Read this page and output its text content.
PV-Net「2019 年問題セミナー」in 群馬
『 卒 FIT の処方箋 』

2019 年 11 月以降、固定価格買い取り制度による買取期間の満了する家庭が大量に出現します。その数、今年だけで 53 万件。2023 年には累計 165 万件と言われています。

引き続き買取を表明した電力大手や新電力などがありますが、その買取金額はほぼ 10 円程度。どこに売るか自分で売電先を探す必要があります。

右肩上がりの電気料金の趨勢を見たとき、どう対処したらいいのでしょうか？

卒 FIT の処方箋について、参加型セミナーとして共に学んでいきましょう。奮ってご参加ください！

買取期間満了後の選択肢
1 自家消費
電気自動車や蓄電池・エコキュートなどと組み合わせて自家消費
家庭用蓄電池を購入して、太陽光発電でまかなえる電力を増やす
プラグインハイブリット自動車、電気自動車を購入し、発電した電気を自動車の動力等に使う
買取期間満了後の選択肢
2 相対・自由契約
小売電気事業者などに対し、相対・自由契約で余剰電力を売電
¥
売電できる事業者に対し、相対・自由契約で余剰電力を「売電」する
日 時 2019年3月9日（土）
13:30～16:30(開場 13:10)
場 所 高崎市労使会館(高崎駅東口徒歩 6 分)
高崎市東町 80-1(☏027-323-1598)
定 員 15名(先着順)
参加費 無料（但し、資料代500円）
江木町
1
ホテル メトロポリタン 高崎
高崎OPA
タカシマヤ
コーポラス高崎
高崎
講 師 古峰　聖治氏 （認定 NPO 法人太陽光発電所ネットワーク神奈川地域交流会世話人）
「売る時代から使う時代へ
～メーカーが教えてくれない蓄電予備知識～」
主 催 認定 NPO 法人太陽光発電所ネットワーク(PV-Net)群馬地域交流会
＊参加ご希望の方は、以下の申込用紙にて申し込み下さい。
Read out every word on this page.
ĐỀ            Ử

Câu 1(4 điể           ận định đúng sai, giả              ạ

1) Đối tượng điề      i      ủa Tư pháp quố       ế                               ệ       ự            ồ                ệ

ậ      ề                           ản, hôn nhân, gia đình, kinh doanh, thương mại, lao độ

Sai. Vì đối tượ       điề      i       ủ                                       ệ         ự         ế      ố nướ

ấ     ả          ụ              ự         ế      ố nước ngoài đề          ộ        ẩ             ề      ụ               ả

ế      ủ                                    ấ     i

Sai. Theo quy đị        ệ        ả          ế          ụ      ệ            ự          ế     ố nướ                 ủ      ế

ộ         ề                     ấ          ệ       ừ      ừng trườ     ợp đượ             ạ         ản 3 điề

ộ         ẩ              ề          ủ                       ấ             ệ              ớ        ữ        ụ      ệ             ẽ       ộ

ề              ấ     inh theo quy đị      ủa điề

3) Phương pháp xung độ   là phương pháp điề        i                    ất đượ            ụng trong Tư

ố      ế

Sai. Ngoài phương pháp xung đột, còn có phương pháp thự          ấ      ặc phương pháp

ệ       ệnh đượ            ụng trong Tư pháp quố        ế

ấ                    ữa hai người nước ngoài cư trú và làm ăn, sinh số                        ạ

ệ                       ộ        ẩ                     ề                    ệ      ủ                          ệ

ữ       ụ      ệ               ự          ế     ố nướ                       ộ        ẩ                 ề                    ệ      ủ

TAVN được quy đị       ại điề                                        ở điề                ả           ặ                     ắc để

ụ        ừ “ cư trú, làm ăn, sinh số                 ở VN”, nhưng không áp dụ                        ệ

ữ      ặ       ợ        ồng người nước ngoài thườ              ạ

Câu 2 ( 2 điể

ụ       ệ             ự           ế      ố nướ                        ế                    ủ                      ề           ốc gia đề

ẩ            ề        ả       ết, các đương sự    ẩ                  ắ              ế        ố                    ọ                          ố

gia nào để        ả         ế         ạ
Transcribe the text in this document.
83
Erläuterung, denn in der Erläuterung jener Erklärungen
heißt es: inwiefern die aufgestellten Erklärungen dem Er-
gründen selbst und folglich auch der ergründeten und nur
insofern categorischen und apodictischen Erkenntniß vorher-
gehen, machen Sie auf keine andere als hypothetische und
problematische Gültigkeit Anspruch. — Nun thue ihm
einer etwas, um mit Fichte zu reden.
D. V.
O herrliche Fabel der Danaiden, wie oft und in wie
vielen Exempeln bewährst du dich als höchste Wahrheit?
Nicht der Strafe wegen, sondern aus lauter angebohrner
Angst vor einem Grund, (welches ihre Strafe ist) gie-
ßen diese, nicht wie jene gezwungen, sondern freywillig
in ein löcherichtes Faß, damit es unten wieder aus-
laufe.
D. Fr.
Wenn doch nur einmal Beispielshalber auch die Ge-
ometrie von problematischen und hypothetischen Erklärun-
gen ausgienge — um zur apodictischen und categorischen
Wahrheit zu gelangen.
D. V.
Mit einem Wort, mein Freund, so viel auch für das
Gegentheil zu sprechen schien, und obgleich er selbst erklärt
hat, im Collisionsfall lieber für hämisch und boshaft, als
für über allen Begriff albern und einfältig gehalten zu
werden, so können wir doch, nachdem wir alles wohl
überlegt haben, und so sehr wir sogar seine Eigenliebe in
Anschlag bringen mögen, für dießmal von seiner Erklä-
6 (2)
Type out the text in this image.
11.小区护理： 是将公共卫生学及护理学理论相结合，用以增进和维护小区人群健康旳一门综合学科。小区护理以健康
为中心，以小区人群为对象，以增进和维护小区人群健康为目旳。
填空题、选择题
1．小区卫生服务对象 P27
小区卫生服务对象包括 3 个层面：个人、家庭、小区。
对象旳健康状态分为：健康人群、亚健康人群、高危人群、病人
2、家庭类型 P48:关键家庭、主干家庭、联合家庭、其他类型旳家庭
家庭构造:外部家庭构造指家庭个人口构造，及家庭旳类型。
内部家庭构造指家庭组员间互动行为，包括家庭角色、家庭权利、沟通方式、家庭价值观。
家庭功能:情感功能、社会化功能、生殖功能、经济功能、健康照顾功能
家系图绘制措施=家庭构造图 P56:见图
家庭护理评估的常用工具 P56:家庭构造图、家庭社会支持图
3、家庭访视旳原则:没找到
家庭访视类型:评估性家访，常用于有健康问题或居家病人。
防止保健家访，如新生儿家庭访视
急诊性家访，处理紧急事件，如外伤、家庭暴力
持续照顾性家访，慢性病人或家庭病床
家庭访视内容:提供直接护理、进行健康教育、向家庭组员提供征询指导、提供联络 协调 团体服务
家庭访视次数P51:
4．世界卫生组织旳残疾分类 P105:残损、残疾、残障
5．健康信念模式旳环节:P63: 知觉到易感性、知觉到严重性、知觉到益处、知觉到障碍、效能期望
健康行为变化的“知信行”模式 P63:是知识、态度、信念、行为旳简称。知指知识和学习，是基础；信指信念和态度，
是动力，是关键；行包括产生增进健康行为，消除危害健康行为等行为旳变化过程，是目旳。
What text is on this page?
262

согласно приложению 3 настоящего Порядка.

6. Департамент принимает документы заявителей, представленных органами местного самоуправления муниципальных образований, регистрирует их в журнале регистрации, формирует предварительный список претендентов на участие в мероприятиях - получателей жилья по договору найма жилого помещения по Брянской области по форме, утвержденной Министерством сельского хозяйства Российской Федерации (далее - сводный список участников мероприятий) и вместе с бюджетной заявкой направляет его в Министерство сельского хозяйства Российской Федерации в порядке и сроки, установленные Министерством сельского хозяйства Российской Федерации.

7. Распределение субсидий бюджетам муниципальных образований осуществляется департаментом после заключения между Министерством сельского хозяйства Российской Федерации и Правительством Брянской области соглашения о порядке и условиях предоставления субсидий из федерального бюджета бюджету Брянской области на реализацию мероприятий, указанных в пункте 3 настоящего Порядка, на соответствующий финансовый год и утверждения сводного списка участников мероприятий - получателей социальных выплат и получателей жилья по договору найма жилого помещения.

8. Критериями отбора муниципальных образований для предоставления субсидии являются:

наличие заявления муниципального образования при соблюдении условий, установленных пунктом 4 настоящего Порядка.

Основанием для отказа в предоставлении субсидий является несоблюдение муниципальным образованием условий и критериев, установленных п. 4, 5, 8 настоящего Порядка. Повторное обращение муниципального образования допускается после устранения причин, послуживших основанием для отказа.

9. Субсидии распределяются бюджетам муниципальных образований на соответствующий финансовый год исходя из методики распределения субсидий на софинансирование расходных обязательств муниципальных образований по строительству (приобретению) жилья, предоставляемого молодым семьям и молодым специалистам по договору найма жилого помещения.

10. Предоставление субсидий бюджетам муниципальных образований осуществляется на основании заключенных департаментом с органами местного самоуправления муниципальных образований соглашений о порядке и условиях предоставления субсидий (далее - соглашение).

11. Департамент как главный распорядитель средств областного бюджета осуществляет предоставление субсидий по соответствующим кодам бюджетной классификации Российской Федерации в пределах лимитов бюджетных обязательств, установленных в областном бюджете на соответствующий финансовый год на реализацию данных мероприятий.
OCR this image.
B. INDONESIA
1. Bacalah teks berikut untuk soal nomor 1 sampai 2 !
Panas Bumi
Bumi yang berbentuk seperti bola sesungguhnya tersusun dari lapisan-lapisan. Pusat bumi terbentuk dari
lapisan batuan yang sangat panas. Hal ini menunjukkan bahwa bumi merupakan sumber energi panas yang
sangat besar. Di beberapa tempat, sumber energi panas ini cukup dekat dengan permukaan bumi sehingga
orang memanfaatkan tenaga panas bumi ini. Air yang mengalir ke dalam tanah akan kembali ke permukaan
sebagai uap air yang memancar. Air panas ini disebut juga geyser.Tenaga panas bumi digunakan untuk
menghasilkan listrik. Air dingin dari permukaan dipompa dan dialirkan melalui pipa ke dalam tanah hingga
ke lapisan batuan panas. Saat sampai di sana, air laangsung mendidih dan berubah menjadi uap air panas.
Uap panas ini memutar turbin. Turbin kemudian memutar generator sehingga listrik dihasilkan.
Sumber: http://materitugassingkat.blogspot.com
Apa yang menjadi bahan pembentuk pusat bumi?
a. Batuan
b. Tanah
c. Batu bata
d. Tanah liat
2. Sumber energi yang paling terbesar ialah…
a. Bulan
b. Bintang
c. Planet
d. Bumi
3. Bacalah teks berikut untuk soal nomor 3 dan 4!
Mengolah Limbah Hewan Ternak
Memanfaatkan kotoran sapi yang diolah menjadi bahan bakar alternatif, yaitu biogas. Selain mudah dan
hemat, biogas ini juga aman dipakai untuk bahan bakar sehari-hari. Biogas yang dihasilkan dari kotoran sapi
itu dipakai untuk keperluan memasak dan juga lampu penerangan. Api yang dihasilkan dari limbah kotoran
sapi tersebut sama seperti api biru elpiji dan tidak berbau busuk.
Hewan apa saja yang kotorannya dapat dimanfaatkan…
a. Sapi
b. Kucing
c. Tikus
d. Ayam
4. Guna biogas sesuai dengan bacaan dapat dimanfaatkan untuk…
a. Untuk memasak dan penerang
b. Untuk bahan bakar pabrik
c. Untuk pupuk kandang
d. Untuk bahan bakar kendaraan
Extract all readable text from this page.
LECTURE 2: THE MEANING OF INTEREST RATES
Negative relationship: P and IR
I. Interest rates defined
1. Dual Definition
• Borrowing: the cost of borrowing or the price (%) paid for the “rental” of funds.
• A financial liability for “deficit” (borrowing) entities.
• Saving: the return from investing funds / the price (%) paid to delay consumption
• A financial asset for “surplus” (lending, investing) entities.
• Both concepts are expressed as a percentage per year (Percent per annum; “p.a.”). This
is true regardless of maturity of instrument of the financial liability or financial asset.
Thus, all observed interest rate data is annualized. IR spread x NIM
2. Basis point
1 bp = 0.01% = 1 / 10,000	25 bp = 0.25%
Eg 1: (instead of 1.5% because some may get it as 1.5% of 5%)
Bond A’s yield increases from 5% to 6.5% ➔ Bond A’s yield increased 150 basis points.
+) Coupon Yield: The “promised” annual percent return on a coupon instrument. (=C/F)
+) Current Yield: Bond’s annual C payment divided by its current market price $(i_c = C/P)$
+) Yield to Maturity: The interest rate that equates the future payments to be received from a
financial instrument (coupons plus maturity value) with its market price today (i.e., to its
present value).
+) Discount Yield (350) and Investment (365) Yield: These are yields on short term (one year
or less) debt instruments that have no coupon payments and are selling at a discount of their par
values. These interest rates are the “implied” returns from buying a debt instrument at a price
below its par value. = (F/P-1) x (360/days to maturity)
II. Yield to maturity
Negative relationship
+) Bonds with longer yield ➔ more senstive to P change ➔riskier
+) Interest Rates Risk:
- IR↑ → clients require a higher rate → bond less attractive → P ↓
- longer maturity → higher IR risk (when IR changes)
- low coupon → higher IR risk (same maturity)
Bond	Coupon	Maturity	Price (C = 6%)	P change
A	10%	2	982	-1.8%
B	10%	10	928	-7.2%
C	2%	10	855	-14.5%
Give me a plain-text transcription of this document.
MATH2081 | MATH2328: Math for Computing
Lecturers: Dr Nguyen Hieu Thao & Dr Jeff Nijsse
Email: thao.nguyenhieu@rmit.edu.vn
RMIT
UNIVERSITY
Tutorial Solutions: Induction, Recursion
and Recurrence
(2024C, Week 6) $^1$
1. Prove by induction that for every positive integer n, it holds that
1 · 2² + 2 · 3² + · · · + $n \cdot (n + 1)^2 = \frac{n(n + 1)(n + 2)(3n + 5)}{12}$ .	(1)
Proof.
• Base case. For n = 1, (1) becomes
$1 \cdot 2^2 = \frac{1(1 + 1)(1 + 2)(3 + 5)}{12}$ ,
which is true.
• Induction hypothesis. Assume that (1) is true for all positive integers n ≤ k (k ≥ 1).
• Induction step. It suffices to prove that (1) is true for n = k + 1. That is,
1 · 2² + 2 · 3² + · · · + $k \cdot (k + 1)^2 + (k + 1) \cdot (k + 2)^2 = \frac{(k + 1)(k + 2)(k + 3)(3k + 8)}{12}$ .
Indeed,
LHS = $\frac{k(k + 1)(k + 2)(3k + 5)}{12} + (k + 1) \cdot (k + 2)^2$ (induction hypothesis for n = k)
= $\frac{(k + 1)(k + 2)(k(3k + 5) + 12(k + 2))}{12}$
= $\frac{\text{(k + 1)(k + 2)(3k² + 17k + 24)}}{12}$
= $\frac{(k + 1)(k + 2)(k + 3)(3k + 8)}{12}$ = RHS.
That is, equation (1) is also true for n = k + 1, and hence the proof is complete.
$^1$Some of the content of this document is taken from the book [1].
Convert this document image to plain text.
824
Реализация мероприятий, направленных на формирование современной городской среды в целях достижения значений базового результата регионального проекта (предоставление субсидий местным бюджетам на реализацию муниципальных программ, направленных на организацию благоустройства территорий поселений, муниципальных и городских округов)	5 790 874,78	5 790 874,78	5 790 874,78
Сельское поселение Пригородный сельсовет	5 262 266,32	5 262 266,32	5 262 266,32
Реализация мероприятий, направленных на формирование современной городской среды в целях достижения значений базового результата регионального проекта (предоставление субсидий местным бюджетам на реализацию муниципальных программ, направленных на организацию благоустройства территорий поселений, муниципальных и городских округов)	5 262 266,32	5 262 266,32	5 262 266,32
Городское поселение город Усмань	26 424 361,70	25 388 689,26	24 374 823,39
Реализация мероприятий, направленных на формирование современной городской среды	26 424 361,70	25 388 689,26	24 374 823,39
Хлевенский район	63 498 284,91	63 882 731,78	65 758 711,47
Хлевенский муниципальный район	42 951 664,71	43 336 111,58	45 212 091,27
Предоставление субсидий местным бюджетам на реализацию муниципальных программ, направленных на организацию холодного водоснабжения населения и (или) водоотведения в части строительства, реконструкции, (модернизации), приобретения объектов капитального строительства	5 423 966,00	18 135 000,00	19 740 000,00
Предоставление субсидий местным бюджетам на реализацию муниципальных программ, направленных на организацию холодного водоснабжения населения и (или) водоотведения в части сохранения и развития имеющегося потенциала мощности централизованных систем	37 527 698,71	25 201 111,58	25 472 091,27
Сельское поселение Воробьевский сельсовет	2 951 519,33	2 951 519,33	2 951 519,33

------------------------------------------------

Pull every line containing the word "район" out of the material.

• [COMPLETE OUTPUT]:
Хлевенский район	63 498 284,91	63 882 731,78	65 758 711,47
Хлевенский муниципальный район	42 951 664,71	43 336 111,58	45 212 091,27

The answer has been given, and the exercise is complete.